* _EXERCISE GOAL_
Answer with the number of lines in the listing below that contain the word "виробництва", and nothing else.

* _Stored dataset items_
-=-=-=-=-

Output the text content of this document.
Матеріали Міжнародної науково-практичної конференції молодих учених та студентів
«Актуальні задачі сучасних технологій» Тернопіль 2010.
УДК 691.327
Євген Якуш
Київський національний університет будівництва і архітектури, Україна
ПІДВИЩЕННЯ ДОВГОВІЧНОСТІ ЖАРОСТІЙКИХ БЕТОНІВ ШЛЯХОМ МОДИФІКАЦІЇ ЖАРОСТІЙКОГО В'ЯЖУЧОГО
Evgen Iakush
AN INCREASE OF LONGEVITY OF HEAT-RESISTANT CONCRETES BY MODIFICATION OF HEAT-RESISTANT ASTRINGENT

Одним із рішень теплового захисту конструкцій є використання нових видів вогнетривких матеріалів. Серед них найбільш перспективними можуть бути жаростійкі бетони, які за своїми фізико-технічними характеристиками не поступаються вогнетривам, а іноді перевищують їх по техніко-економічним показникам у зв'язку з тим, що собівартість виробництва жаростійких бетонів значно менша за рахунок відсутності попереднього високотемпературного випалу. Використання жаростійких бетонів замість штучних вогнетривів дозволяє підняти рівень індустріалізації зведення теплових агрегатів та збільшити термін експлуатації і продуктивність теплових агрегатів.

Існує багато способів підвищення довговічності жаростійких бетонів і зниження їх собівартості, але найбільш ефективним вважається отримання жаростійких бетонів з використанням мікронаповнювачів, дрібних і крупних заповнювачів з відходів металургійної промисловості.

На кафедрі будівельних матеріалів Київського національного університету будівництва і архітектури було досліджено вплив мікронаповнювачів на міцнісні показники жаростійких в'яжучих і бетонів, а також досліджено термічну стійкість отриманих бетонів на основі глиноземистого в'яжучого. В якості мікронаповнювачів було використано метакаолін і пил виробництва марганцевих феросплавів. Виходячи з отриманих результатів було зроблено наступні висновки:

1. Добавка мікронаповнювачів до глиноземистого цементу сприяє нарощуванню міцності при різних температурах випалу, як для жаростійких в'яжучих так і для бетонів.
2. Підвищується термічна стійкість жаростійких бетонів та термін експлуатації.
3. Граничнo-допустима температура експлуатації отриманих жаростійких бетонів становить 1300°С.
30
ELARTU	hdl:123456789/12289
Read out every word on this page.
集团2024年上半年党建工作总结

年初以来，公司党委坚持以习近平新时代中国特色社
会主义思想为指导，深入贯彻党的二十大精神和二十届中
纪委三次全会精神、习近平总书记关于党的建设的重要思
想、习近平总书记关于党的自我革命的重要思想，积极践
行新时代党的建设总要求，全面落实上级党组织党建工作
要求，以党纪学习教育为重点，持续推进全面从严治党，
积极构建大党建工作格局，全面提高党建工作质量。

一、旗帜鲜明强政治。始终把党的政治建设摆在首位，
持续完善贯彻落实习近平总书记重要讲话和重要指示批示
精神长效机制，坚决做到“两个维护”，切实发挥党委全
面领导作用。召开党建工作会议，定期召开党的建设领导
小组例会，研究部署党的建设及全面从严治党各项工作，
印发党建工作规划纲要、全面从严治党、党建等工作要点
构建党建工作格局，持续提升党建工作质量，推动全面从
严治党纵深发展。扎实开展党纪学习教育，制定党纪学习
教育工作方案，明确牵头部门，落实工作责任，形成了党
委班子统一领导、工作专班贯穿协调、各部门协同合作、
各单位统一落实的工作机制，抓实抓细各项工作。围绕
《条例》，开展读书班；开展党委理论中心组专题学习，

-=-=-=-=-

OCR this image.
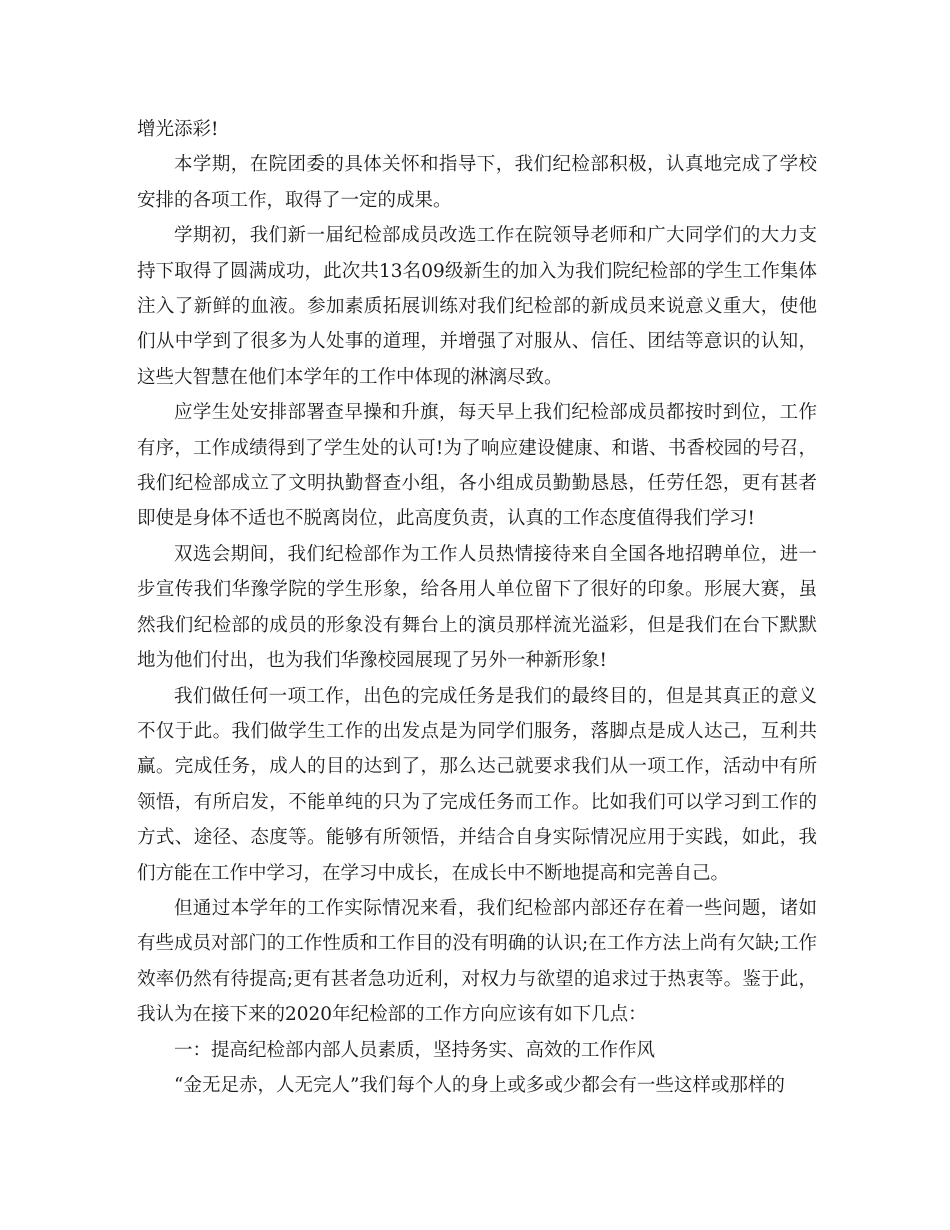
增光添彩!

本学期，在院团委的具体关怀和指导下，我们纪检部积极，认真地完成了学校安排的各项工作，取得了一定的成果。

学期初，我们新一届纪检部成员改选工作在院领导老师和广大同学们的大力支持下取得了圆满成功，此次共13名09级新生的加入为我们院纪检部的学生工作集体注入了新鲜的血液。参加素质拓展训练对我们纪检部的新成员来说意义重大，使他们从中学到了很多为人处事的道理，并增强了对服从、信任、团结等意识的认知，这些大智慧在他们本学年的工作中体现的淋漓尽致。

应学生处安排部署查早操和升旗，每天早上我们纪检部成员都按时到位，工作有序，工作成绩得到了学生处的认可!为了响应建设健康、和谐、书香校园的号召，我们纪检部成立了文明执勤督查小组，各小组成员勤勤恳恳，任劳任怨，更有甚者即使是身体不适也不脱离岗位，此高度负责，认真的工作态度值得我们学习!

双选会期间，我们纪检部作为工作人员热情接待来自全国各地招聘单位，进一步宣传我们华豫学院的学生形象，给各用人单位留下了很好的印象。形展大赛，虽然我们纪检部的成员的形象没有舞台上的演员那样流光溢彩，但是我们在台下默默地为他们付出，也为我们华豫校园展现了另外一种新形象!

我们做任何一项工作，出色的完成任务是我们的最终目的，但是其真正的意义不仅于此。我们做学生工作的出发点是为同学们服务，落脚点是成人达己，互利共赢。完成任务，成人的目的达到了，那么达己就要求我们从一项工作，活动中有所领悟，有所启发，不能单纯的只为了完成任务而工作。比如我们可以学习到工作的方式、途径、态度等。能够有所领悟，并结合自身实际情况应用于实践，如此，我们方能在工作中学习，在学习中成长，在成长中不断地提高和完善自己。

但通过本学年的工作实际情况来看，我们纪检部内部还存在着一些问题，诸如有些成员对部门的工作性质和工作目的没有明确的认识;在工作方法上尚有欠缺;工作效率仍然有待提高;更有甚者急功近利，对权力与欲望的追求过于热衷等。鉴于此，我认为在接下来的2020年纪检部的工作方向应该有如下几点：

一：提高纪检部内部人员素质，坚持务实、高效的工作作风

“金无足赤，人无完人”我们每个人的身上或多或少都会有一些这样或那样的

-=-=-=-=-

* _OUTPUT OF THE TASK_
2